- **TO BE DONE**:
Copy every line with the string "type" in it.

- **EXCERPTED DATA**:
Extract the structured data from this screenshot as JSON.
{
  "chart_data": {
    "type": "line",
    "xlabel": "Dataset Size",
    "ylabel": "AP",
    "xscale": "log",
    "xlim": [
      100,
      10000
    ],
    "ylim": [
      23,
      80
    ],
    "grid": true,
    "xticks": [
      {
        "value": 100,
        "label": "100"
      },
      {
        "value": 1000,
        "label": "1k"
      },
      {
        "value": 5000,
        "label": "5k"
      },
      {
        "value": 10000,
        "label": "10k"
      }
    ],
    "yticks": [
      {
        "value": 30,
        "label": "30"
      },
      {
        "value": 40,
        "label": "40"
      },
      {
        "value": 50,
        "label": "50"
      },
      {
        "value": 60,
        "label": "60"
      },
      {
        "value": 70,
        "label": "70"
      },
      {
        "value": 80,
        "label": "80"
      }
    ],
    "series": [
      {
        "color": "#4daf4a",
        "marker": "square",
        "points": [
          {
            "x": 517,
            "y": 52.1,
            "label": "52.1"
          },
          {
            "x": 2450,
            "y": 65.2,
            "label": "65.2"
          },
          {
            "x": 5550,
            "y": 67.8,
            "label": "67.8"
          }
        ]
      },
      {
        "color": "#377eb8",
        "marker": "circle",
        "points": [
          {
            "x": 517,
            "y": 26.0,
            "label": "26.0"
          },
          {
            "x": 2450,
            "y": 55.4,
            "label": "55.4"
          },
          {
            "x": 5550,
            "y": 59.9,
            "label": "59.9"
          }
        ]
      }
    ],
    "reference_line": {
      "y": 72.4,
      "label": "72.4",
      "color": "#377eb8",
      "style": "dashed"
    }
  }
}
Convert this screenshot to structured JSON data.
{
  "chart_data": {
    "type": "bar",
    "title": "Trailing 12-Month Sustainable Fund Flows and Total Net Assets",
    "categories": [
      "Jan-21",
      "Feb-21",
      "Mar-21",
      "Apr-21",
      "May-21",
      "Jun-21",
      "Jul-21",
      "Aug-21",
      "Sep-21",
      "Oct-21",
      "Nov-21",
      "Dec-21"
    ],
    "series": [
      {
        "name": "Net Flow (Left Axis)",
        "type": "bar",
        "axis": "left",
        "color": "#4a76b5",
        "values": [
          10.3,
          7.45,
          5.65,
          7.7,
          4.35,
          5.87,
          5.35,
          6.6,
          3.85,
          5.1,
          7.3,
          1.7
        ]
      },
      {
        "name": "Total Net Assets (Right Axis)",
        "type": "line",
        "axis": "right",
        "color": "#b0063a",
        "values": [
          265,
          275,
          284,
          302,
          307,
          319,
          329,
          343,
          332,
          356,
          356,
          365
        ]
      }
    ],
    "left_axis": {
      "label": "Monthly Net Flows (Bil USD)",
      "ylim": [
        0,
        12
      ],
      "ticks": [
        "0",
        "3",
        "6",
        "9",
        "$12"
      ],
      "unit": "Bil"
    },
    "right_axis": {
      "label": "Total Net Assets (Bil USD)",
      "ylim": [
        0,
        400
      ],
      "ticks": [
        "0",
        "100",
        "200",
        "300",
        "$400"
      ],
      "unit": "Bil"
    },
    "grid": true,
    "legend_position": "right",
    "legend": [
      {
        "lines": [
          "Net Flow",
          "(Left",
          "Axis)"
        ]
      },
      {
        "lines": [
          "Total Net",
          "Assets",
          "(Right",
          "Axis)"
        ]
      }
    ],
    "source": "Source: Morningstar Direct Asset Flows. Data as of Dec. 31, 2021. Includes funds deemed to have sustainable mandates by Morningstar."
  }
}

- **TASK RESULT**:
    "type": "line",
    "type": "bar",
        "type": "bar",
        "type": "line",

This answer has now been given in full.